**TASKS**
1. Can you sum up the passage about filming in Dnipro in two sentences?
2. Could you write the next paragraph of the passage about Dnipro and Yuzhmash, picking up after its last sentence?

**PASSAGE SHOWN**
──────
In the street curious passersby would interrogate the film crew in Russian. Helplessly, I'd put up my hands and say, "I'm sorry, I don't speak Russian", followed by the magic words "BBC". It is always surprising how many people the world over recognise those three letters.
For those who could speak a little English the question was always: "Why, what on earth are you doing in Dnipro?"
Although most of the spectators were polite, one man who'd obviously been sampling the delights of Ukraine's national drink (vodka of course) insisted on sharing with us his limited command of English: "**** your President", accompanied by relevant hand gestures. I think he thought we were American.
We were rescued by the delightful Dennis Davidoff, a young Dnipro native, who'd travelled the world and spoke great English. He volunteered to be our guide and show us the highlights of his hometown.
When he spoke about how much he loved the city I couldn't initially see what he meant. But after a few days Dnipro really did begin to grow on me.
We had a series of extraordinary encounters whilst we were there - which proves the One Square Mile theory: every town and city has its own story to tell.
A visit to Yuzhmash, the rocket and ballistic missile manufacturer, was both slightly scary and fascinating.
As we progressed through the plant our crew was joined by more and more sinister, elderly men whose presence were never explained.
Frustratingly, we weren't allowed to film the American rocket under construction. Some things are still top secret!
Since Ukraine achieved independence it has been free to sell its expertise in aerospace technology all over the world.
The team were still restricted from filming in some areas at Yuzhmash
They have been so successful that they are now building rockets and missiles for the US military. They wouldn't tell us any more - just that the Americans are now highly valued customers.
The directors general Olexander Degtyaryov and Victor Shehogel looked like aging football managers in their sheepskin coats.
They are obviously proud of their role in the Cold War, the history of space exploration and the plant's continuing success.
It is not as busy as it was - 55,000 people worked there during the cold war. It is now down to about 11,000 but Mr Degtyaryov doesn't miss those days.
He loves being free and able to work with different countries around the world, especially with the Americans. He enjoys the irony of working with his former enemies and says that although the world changed dramatically for his factory and its workers in the 90s it was all "good change, not bad change".
──────
**DATA EXTRACT**
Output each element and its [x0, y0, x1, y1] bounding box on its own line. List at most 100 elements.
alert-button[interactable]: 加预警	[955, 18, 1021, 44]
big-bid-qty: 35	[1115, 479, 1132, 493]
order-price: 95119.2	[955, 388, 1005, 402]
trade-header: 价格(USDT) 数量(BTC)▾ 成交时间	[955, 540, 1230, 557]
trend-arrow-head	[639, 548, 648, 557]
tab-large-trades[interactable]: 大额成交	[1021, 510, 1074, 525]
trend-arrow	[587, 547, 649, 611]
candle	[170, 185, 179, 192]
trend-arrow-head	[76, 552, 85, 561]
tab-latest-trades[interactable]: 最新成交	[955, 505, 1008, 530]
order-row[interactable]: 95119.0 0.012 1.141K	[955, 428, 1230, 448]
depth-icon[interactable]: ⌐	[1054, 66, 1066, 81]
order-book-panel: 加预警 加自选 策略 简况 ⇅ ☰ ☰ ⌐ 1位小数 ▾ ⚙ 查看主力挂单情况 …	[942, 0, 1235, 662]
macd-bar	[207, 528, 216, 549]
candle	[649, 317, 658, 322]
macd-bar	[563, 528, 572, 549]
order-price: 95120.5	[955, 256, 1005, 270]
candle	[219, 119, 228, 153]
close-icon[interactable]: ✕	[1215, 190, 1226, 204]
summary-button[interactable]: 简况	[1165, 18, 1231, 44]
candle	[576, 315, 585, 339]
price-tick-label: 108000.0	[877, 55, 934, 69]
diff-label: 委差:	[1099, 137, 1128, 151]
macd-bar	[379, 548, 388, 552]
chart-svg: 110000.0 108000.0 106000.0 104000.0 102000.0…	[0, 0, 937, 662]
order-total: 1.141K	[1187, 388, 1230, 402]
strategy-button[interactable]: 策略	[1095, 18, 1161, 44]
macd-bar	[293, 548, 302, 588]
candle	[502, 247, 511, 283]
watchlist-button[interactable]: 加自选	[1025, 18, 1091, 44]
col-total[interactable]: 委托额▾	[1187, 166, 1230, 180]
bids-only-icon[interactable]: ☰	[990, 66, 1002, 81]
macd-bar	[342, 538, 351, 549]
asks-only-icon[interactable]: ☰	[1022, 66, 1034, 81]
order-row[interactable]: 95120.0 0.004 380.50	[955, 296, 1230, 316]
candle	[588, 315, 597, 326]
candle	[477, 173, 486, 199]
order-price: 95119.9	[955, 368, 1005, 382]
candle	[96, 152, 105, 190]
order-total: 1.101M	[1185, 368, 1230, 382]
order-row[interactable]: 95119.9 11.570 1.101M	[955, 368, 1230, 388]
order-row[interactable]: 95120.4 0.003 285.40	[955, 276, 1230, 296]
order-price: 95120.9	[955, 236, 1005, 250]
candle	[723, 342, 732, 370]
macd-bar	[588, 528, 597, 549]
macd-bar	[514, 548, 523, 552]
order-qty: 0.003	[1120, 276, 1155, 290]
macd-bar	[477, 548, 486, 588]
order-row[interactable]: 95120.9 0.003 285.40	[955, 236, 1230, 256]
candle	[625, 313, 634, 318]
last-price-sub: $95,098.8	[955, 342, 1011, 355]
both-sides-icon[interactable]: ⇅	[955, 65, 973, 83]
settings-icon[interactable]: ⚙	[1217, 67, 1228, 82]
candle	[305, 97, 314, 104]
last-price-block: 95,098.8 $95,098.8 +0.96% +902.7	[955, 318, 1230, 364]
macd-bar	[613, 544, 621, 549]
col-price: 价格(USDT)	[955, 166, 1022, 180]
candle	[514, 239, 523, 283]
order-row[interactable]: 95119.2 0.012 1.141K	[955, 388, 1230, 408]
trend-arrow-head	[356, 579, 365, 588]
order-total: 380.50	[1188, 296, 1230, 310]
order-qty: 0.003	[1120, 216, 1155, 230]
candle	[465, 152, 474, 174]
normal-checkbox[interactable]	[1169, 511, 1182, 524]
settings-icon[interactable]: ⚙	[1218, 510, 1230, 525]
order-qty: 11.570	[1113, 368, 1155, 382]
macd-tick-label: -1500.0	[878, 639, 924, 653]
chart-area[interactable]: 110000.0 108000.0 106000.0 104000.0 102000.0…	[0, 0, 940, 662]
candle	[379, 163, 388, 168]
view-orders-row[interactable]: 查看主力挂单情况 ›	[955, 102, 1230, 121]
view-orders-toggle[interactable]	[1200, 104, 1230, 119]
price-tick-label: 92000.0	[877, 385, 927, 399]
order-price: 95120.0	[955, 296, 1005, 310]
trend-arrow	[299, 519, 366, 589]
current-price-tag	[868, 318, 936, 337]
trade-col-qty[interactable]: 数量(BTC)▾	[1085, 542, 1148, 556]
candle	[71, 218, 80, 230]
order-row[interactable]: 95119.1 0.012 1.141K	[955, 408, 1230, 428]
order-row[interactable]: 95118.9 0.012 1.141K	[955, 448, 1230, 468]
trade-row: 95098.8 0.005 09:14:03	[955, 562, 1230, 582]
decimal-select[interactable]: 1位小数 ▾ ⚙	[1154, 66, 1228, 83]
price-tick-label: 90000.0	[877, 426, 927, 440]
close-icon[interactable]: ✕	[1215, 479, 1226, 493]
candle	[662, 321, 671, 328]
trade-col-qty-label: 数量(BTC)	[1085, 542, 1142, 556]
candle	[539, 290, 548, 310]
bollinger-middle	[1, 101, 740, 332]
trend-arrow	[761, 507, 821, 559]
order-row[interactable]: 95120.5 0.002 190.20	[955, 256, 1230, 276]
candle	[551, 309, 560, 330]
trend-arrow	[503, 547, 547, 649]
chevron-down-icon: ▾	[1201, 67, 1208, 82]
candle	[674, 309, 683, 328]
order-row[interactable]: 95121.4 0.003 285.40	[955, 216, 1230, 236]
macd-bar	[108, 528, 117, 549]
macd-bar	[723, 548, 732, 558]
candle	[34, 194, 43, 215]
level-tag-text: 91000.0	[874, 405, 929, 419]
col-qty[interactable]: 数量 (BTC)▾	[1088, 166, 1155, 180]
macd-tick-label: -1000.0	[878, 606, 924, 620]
──────
**ANSWERS**
1. A BBC film crew in Dnipro drew curious and sometimes rude attention from passersby until Dennis Davidoff, a young local who spoke great English, volunteered to be their guide, and after a few days the city began to grow on the writer. At Yuzhmash, a rocket and ballistic missile manufacturer that now builds for the US military, the crew could not film the American rocket under construction, and director general Olexander Degtyaryov, whose plant has gone from 55,000 Cold War workers to about 11,000, called the changes of the 90s "good change, not bad change."

2.
On the map
Finally we visited the building site of what will be the largest Jewish cultural centre in the world.
A magnificent seven towers represent the Menorah, the branched candelabra which itself symbolizes Judaism. The building will commemorate and celebrate the history of Jews in Ukraine.
Dnipro sits on the main flight path between the Far East and Europe and passengers will be able to see the lights on top of the towers as they pass overhead - truly putting Dnipro on the map.
Zelig Brez is one of the directors of the community and described the centre as the fulfilment of a long-held dream.
The Jewish cultural centre will be the largest of its kind in the world
He shared with us his memories of growing up under the Soviet system where Jews were constantly discriminated against.
Today, he says, his children have total freedom to practice their religion and don't believe his stories of persecution and oppression.
It is not just the Jewish community who are proud of their new claim to fame. Our taxi driver, who wasn't Jewish, really believed the cultural centre will make Dnipro known all over the world.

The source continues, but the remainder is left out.